Data extract
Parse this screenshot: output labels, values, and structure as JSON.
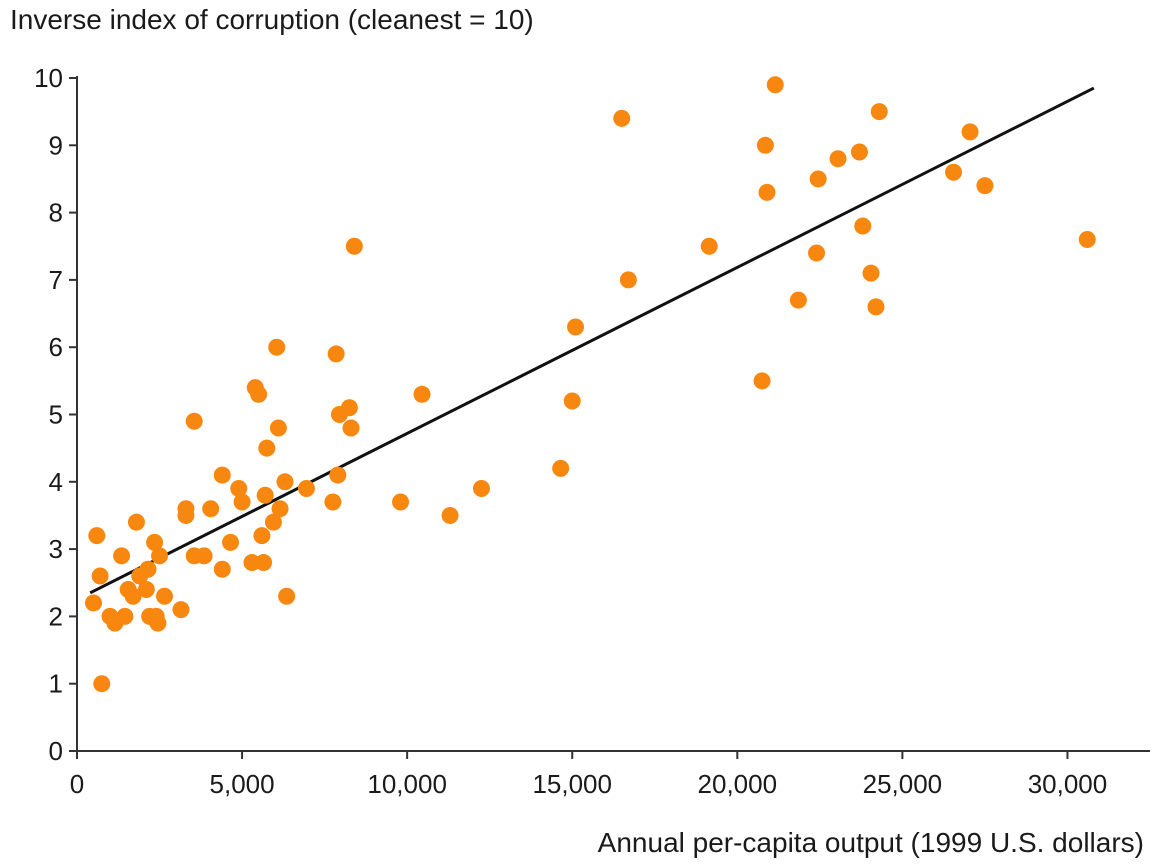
{
  "chart_data": {
    "type": "scatter",
    "title": "",
    "ylabel": "Inverse index of corruption (cleanest = 10)",
    "xlabel": "Annual per-capita output (1999 U.S. dollars)",
    "xlim": [
      0,
      32500
    ],
    "ylim": [
      0,
      10
    ],
    "x_ticks": [
      0,
      5000,
      10000,
      15000,
      20000,
      25000,
      30000
    ],
    "x_tick_labels": [
      "0",
      "5,000",
      "10,000",
      "15,000",
      "20,000",
      "25,000",
      "30,000"
    ],
    "y_ticks": [
      0,
      1,
      2,
      3,
      4,
      5,
      6,
      7,
      8,
      9,
      10
    ],
    "y_tick_labels": [
      "0",
      "1",
      "2",
      "3",
      "4",
      "5",
      "6",
      "7",
      "8",
      "9",
      "10"
    ],
    "grid": false,
    "point_color": "#f7870f",
    "line_color": "#111111",
    "trend_line": {
      "x": [
        400,
        30800
      ],
      "y": [
        2.35,
        9.85
      ]
    },
    "points": [
      {
        "x": 600,
        "y": 3.2
      },
      {
        "x": 500,
        "y": 2.2
      },
      {
        "x": 700,
        "y": 2.6
      },
      {
        "x": 750,
        "y": 1.0
      },
      {
        "x": 1000,
        "y": 2.0
      },
      {
        "x": 1150,
        "y": 1.9
      },
      {
        "x": 1350,
        "y": 2.9
      },
      {
        "x": 1450,
        "y": 2.0
      },
      {
        "x": 1550,
        "y": 2.4
      },
      {
        "x": 1700,
        "y": 2.3
      },
      {
        "x": 1800,
        "y": 3.4
      },
      {
        "x": 1900,
        "y": 2.6
      },
      {
        "x": 2100,
        "y": 2.4
      },
      {
        "x": 2150,
        "y": 2.7
      },
      {
        "x": 2200,
        "y": 2.0
      },
      {
        "x": 2350,
        "y": 3.1
      },
      {
        "x": 2400,
        "y": 2.0
      },
      {
        "x": 2450,
        "y": 1.9
      },
      {
        "x": 2500,
        "y": 2.9
      },
      {
        "x": 2650,
        "y": 2.3
      },
      {
        "x": 3150,
        "y": 2.1
      },
      {
        "x": 3300,
        "y": 3.6
      },
      {
        "x": 3300,
        "y": 3.5
      },
      {
        "x": 3550,
        "y": 2.9
      },
      {
        "x": 3550,
        "y": 4.9
      },
      {
        "x": 3850,
        "y": 2.9
      },
      {
        "x": 4050,
        "y": 3.6
      },
      {
        "x": 4400,
        "y": 2.7
      },
      {
        "x": 4400,
        "y": 4.1
      },
      {
        "x": 4650,
        "y": 3.1
      },
      {
        "x": 4900,
        "y": 3.9
      },
      {
        "x": 5000,
        "y": 3.7
      },
      {
        "x": 5300,
        "y": 2.8
      },
      {
        "x": 5400,
        "y": 5.4
      },
      {
        "x": 5500,
        "y": 5.3
      },
      {
        "x": 5600,
        "y": 3.2
      },
      {
        "x": 5650,
        "y": 2.8
      },
      {
        "x": 5700,
        "y": 3.8
      },
      {
        "x": 5750,
        "y": 4.5
      },
      {
        "x": 5950,
        "y": 3.4
      },
      {
        "x": 6050,
        "y": 6.0
      },
      {
        "x": 6100,
        "y": 4.8
      },
      {
        "x": 6150,
        "y": 3.6
      },
      {
        "x": 6300,
        "y": 4.0
      },
      {
        "x": 6350,
        "y": 2.3
      },
      {
        "x": 6950,
        "y": 3.9
      },
      {
        "x": 7750,
        "y": 3.7
      },
      {
        "x": 7850,
        "y": 5.9
      },
      {
        "x": 7900,
        "y": 4.1
      },
      {
        "x": 7950,
        "y": 5.0
      },
      {
        "x": 8250,
        "y": 5.1
      },
      {
        "x": 8300,
        "y": 4.8
      },
      {
        "x": 8400,
        "y": 7.5
      },
      {
        "x": 9800,
        "y": 3.7
      },
      {
        "x": 10450,
        "y": 5.3
      },
      {
        "x": 11300,
        "y": 3.5
      },
      {
        "x": 12250,
        "y": 3.9
      },
      {
        "x": 14650,
        "y": 4.2
      },
      {
        "x": 15000,
        "y": 5.2
      },
      {
        "x": 15100,
        "y": 6.3
      },
      {
        "x": 16500,
        "y": 9.4
      },
      {
        "x": 16700,
        "y": 7.0
      },
      {
        "x": 19150,
        "y": 7.5
      },
      {
        "x": 20750,
        "y": 5.5
      },
      {
        "x": 20850,
        "y": 9.0
      },
      {
        "x": 20900,
        "y": 8.3
      },
      {
        "x": 21150,
        "y": 9.9
      },
      {
        "x": 21850,
        "y": 6.7
      },
      {
        "x": 22400,
        "y": 7.4
      },
      {
        "x": 22450,
        "y": 8.5
      },
      {
        "x": 23050,
        "y": 8.8
      },
      {
        "x": 23700,
        "y": 8.9
      },
      {
        "x": 23800,
        "y": 7.8
      },
      {
        "x": 24050,
        "y": 7.1
      },
      {
        "x": 24200,
        "y": 6.6
      },
      {
        "x": 24300,
        "y": 9.5
      },
      {
        "x": 26550,
        "y": 8.6
      },
      {
        "x": 27050,
        "y": 9.2
      },
      {
        "x": 27500,
        "y": 8.4
      },
      {
        "x": 30600,
        "y": 7.6
      }
    ]
  }
}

Work to be completed
Quote the data exactly, leaving every image out of the copy.

Solution to this task
Parse this screenshot: output labels, values, and structure as JSON.
{
  "chart_data": {
    "type": "scatter",
    "title": "",
    "ylabel": "Inverse index of corruption (cleanest = 10)",
    "xlabel": "Annual per-capita output (1999 U.S. dollars)",
    "xlim": [
      0,
      32500
    ],
    "ylim": [
      0,
      10
    ],
    "x_ticks": [
      0,
      5000,
      10000,
      15000,
      20000,
      25000,
      30000
    ],
    "x_tick_labels": [
      "0",
      "5,000",
      "10,000",
      "15,000",
      "20,000",
      "25,000",
      "30,000"
    ],
    "y_ticks": [
      0,
      1,
      2,
      3,
      4,
      5,
      6,
      7,
      8,
      9,
      10
    ],
    "y_tick_labels": [
      "0",
      "1",
      "2",
      "3",
      "4",
      "5",
      "6",
      "7",
      "8",
      "9",
      "10"
    ],
    "grid": false,
    "point_color": "#f7870f",
    "line_color": "#111111",
    "trend_line": {
      "x": [
        400,
        30800
      ],
      "y": [
        2.35,
        9.85
      ]
    },
    "points": [
      {
        "x": 600,
        "y": 3.2
      },
      {
        "x": 500,
        "y": 2.2
      },
      {
        "x": 700,
        "y": 2.6
      },
      {
        "x": 750,
        "y": 1.0
      },
      {
        "x": 1000,
        "y": 2.0
      },
      {
        "x": 1150,
        "y": 1.9
      },
      {
        "x": 1350,
        "y": 2.9
      },
      {
        "x": 1450,
        "y": 2.0
      },
      {
        "x": 1550,
        "y": 2.4
      },
      {
        "x": 1700,
        "y": 2.3
      },
      {
        "x": 1800,
        "y": 3.4
      },
      {
        "x": 1900,
        "y": 2.6
      },
      {
        "x": 2100,
        "y": 2.4
      },
      {
        "x": 2150,
        "y": 2.7
      },
      {
        "x": 2200,
        "y": 2.0
      },
      {
        "x": 2350,
        "y": 3.1
      },
      {
        "x": 2400,
        "y": 2.0
      },
      {
        "x": 2450,
        "y": 1.9
      },
      {
        "x": 2500,
        "y": 2.9
      },
      {
        "x": 2650,
        "y": 2.3
      },
      {
        "x": 3150,
        "y": 2.1
      },
      {
        "x": 3300,
        "y": 3.6
      },
      {
        "x": 3300,
        "y": 3.5
      },
      {
        "x": 3550,
        "y": 2.9
      },
      {
        "x": 3550,
        "y": 4.9
      },
      {
        "x": 3850,
        "y": 2.9
      },
      {
        "x": 4050,
        "y": 3.6
      },
      {
        "x": 4400,
        "y": 2.7
      },
      {
        "x": 4400,
        "y": 4.1
      },
      {
        "x": 4650,
        "y": 3.1
      },
      {
        "x": 4900,
        "y": 3.9
      },
      {
        "x": 5000,
        "y": 3.7
      },
      {
        "x": 5300,
        "y": 2.8
      },
      {
        "x": 5400,
        "y": 5.4
      },
      {
        "x": 5500,
        "y": 5.3
      },
      {
        "x": 5600,
        "y": 3.2
      },
      {
        "x": 5650,
        "y": 2.8
      },
      {
        "x": 5700,
        "y": 3.8
      },
      {
        "x": 5750,
        "y": 4.5
      },
      {
        "x": 5950,
        "y": 3.4
      },
      {
        "x": 6050,
        "y": 6.0
      },
      {
        "x": 6100,
        "y": 4.8
      },
      {
        "x": 6150,
        "y": 3.6
      },
      {
        "x": 6300,
        "y": 4.0
      },
      {
        "x": 6350,
        "y": 2.3
      },
      {
        "x": 6950,
        "y": 3.9
      },
      {
        "x": 7750,
        "y": 3.7
      },
      {
        "x": 7850,
        "y": 5.9
      },
      {
        "x": 7900,
        "y": 4.1
      },
      {
        "x": 7950,
        "y": 5.0
      },
      {
        "x": 8250,
        "y": 5.1
      },
      {
        "x": 8300,
        "y": 4.8
      },
      {
        "x": 8400,
        "y": 7.5
      },
      {
        "x": 9800,
        "y": 3.7
      },
      {
        "x": 10450,
        "y": 5.3
      },
      {
        "x": 11300,
        "y": 3.5
      },
      {
        "x": 12250,
        "y": 3.9
      },
      {
        "x": 14650,
        "y": 4.2
      },
      {
        "x": 15000,
        "y": 5.2
      },
      {
        "x": 15100,
        "y": 6.3
      },
      {
        "x": 16500,
        "y": 9.4
      },
      {
        "x": 16700,
        "y": 7.0
      },
      {
        "x": 19150,
        "y": 7.5
      },
      {
        "x": 20750,
        "y": 5.5
      },
      {
        "x": 20850,
        "y": 9.0
      },
      {
        "x": 20900,
        "y": 8.3
      },
      {
        "x": 21150,
        "y": 9.9
      },
      {
        "x": 21850,
        "y": 6.7
      },
      {
        "x": 22400,
        "y": 7.4
      },
      {
        "x": 22450,
        "y": 8.5
      },
      {
        "x": 23050,
        "y": 8.8
      },
      {
        "x": 23700,
        "y": 8.9
      },
      {
        "x": 23800,
        "y": 7.8
      },
      {
        "x": 24050,
        "y": 7.1
      },
      {
        "x": 24200,
        "y": 6.6
      },
      {
        "x": 24300,
        "y": 9.5
      },
      {
        "x": 26550,
        "y": 8.6
      },
      {
        "x": 27050,
        "y": 9.2
      },
      {
        "x": 27500,
        "y": 8.4
      },
      {
        "x": 30600,
        "y": 7.6
      }
    ]
  }
}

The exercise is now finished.